§ **Your objective**
Quote the entries that follow exactly, leaving none out.

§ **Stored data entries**
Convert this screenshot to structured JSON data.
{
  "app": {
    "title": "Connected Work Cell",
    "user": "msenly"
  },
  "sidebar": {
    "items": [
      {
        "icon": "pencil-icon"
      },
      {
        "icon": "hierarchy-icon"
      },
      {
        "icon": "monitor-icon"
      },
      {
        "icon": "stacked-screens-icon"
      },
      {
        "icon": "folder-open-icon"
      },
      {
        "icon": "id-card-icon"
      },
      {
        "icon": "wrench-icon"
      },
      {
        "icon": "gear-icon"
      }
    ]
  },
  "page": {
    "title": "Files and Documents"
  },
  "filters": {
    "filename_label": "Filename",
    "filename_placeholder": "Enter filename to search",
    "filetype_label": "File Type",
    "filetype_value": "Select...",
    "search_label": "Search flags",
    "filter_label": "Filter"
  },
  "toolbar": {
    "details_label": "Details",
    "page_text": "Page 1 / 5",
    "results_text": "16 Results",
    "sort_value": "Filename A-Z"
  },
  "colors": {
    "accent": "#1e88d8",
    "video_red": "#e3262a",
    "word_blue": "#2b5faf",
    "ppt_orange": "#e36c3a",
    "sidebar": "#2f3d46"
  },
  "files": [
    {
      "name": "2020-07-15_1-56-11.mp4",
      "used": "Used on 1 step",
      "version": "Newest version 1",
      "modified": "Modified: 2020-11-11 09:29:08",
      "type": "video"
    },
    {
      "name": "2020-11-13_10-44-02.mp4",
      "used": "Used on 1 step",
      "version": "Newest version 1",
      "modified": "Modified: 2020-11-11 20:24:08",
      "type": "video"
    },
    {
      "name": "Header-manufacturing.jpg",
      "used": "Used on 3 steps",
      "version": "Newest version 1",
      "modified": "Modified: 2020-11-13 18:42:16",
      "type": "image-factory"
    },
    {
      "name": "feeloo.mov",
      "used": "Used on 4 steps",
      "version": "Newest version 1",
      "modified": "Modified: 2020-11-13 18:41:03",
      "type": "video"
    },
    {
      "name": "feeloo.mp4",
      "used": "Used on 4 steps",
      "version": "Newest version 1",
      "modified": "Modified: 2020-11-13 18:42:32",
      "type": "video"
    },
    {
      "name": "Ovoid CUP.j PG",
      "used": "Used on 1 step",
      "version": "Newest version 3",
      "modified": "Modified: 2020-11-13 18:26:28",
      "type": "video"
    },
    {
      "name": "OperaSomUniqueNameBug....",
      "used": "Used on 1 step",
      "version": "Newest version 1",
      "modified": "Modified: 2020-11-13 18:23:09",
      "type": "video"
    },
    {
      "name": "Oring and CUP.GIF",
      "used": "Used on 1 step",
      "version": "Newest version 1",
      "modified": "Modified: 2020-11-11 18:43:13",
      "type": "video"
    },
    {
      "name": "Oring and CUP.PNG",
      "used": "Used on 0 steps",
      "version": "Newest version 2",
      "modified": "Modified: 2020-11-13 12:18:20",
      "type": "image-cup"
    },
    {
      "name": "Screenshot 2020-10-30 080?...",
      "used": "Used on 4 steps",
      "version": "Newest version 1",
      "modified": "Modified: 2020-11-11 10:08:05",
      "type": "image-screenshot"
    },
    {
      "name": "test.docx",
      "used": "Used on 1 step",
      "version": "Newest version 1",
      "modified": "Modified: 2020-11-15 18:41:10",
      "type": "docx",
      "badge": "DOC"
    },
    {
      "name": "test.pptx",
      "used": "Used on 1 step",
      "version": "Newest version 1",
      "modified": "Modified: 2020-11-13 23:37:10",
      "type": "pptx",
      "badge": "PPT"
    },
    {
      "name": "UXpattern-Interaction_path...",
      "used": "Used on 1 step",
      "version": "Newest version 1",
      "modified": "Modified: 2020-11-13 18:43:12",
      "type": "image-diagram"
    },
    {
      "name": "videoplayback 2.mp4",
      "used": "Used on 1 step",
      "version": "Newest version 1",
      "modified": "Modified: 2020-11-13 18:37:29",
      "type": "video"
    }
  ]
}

§ **Exercise answer**
Convert this screenshot to structured JSON data.
{
  "app": {
    "title": "Connected Work Cell",
    "user": "msenly"
  },
  "sidebar": {
    "items": [
      {
        "icon": "pencil-icon"
      },
      {
        "icon": "hierarchy-icon"
      },
      {
        "icon": "monitor-icon"
      },
      {
        "icon": "stacked-screens-icon"
      },
      {
        "icon": "folder-open-icon"
      },
      {
        "icon": "id-card-icon"
      },
      {
        "icon": "wrench-icon"
      },
      {
        "icon": "gear-icon"
      }
    ]
  },
  "page": {
    "title": "Files and Documents"
  },
  "filters": {
    "filename_label": "Filename",
    "filename_placeholder": "Enter filename to search",
    "filetype_label": "File Type",
    "filetype_value": "Select...",
    "search_label": "Search flags",
    "filter_label": "Filter"
  },
  "toolbar": {
    "details_label": "Details",
    "page_text": "Page 1 / 5",
    "results_text": "16 Results",
    "sort_value": "Filename A-Z"
  },
  "colors": {
    "accent": "#1e88d8",
    "video_red": "#e3262a",
    "word_blue": "#2b5faf",
    "ppt_orange": "#e36c3a",
    "sidebar": "#2f3d46"
  },
  "files": [
    {
      "name": "2020-07-15_1-56-11.mp4",
      "used": "Used on 1 step",
      "version": "Newest version 1",
      "modified": "Modified: 2020-11-11 09:29:08",
      "type": "video"
    },
    {
      "name": "2020-11-13_10-44-02.mp4",
      "used": "Used on 1 step",
      "version": "Newest version 1",
      "modified": "Modified: 2020-11-11 20:24:08",
      "type": "video"
    },
    {
      "name": "Header-manufacturing.jpg",
      "used": "Used on 3 steps",
      "version": "Newest version 1",
      "modified": "Modified: 2020-11-13 18:42:16",
      "type": "image-factory"
    },
    {
      "name": "feeloo.mov",
      "used": "Used on 4 steps",
      "version": "Newest version 1",
      "modified": "Modified: 2020-11-13 18:41:03",
      "type": "video"
    },
    {
      "name": "feeloo.mp4",
      "used": "Used on 4 steps",
      "version": "Newest version 1",
      "modified": "Modified: 2020-11-13 18:42:32",
      "type": "video"
    },
    {
      "name": "Ovoid CUP.j PG",
      "used": "Used on 1 step",
      "version": "Newest version 3",
      "modified": "Modified: 2020-11-13 18:26:28",
      "type": "video"
    },
    {
      "name": "OperaSomUniqueNameBug....",
      "used": "Used on 1 step",
      "version": "Newest version 1",
      "modified": "Modified: 2020-11-13 18:23:09",
      "type": "video"
    },
    {
      "name": "Oring and CUP.GIF",
      "used": "Used on 1 step",
      "version": "Newest version 1",
      "modified": "Modified: 2020-11-11 18:43:13",
      "type": "video"
    },
    {
      "name": "Oring and CUP.PNG",
      "used": "Used on 0 steps",
      "version": "Newest version 2",
      "modified": "Modified: 2020-11-13 12:18:20",
      "type": "image-cup"
    },
    {
      "name": "Screenshot 2020-10-30 080?...",
      "used": "Used on 4 steps",
      "version": "Newest version 1",
      "modified": "Modified: 2020-11-11 10:08:05",
      "type": "image-screenshot"
    },
    {
      "name": "test.docx",
      "used": "Used on 1 step",
      "version": "Newest version 1",
      "modified": "Modified: 2020-11-15 18:41:10",
      "type": "docx",
      "badge": "DOC"
    },
    {
      "name": "test.pptx",
      "used": "Used on 1 step",
      "version": "Newest version 1",
      "modified": "Modified: 2020-11-13 23:37:10",
      "type": "pptx",
      "badge": "PPT"
    },
    {
      "name": "UXpattern-Interaction_path...",
      "used": "Used on 1 step",
      "version": "Newest version 1",
      "modified": "Modified: 2020-11-13 18:43:12",
      "type": "image-diagram"
    },
    {
      "name": "videoplayback 2.mp4",
      "used": "Used on 1 step",
      "version": "Newest version 1",
      "modified": "Modified: 2020-11-13 18:37:29",
      "type": "video"
    }
  ]
}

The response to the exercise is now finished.